◆ EXERCISE:
Wherever the string "fraction" occurs in a line of these records, report that line.

Records from a dataset
* * * * * * * * *

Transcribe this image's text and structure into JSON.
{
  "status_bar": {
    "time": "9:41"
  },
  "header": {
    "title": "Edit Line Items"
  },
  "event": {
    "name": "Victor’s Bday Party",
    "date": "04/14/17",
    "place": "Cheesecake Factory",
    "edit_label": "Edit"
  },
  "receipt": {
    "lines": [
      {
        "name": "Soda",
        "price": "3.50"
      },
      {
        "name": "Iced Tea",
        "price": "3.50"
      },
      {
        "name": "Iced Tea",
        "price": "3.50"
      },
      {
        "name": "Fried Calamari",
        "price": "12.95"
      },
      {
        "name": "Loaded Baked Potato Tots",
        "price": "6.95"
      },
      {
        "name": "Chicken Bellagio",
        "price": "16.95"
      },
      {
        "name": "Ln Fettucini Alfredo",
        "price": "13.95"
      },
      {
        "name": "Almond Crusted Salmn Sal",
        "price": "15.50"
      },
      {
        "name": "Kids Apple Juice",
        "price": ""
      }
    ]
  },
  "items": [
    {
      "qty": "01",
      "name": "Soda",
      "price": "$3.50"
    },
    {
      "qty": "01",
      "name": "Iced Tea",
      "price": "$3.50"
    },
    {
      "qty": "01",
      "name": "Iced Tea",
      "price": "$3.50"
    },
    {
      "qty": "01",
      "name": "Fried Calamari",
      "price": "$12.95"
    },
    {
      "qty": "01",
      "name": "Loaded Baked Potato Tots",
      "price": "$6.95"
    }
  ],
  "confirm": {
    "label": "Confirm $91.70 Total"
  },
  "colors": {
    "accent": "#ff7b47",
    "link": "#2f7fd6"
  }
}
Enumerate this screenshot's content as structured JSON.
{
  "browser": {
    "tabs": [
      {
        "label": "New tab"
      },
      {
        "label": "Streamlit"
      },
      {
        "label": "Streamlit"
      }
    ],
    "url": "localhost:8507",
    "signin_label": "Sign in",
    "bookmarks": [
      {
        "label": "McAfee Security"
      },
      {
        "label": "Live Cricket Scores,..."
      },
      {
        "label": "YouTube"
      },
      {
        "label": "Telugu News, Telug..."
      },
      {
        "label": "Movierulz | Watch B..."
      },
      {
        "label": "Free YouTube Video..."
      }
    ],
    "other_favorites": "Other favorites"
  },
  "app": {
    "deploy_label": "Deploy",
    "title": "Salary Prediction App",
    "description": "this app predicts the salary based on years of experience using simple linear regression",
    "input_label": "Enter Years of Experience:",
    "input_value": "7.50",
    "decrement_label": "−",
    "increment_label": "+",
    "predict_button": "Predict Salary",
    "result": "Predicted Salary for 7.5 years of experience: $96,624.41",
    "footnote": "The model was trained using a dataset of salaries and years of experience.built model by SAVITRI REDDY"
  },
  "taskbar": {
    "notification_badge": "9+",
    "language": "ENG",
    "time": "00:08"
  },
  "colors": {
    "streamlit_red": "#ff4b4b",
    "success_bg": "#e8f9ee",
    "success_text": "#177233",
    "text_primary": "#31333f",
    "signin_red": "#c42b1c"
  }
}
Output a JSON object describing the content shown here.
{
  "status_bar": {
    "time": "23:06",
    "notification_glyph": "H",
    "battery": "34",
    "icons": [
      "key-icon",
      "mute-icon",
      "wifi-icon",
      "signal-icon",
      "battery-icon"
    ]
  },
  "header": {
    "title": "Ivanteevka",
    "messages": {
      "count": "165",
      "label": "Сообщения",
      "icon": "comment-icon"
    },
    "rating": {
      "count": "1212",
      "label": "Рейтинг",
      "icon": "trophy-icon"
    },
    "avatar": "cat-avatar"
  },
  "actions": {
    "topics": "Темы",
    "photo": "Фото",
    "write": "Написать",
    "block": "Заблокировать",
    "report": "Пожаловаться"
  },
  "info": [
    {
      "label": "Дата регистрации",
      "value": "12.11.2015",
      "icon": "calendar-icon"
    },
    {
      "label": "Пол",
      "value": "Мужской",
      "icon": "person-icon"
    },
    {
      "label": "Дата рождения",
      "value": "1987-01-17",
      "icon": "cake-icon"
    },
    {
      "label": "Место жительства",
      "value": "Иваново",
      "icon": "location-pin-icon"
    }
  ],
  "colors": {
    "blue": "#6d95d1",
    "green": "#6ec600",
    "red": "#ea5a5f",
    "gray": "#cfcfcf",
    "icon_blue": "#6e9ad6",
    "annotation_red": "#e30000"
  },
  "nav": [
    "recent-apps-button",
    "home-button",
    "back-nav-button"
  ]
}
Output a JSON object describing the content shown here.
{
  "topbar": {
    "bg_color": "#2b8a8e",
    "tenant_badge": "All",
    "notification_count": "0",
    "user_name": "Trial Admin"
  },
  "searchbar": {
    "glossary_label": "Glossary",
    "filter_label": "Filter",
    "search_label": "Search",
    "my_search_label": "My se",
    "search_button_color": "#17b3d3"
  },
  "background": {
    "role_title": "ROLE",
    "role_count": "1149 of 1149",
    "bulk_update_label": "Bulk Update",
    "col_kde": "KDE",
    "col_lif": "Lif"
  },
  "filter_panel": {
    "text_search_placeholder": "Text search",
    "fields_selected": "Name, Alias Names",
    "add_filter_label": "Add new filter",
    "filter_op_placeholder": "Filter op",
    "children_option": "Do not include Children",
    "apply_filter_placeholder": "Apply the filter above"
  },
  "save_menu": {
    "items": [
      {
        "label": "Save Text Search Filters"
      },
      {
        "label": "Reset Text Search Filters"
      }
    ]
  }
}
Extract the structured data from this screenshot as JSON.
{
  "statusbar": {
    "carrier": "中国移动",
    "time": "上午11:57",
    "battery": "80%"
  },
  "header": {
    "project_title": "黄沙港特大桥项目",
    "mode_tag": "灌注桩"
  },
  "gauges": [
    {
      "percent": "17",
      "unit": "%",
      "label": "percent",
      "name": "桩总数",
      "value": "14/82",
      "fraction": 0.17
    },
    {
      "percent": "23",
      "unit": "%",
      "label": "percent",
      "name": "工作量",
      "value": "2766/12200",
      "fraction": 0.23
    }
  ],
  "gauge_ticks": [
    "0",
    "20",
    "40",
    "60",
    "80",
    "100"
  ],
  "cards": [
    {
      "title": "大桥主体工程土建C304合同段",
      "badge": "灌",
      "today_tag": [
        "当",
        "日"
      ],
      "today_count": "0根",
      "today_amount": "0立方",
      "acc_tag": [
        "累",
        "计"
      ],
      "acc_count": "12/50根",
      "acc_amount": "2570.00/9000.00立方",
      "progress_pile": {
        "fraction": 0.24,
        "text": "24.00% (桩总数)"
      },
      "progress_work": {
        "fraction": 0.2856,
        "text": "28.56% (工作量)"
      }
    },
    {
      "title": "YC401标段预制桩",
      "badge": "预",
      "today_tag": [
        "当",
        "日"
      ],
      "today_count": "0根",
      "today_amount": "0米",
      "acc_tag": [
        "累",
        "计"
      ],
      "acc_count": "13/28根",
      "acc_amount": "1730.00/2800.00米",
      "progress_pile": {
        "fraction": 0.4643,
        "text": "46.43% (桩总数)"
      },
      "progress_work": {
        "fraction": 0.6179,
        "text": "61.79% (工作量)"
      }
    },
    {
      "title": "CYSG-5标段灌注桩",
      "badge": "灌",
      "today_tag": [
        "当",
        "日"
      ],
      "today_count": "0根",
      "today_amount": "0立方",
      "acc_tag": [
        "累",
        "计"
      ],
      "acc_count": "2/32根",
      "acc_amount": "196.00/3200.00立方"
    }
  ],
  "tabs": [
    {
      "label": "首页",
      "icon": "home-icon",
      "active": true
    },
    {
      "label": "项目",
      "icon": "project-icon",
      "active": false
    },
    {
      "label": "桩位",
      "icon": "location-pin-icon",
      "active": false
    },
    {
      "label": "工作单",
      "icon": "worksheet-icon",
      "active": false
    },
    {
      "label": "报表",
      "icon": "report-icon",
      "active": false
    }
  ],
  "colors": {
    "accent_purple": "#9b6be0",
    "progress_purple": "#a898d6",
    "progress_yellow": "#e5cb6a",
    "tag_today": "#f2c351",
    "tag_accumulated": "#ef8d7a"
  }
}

* * * * * * * * *

◆ ANSWER TO THIS TASK:
      "fraction": 0.17
      "fraction": 0.23
        "fraction": 0.24,
        "fraction": 0.2856,
        "fraction": 0.4643,
        "fraction": 0.6179,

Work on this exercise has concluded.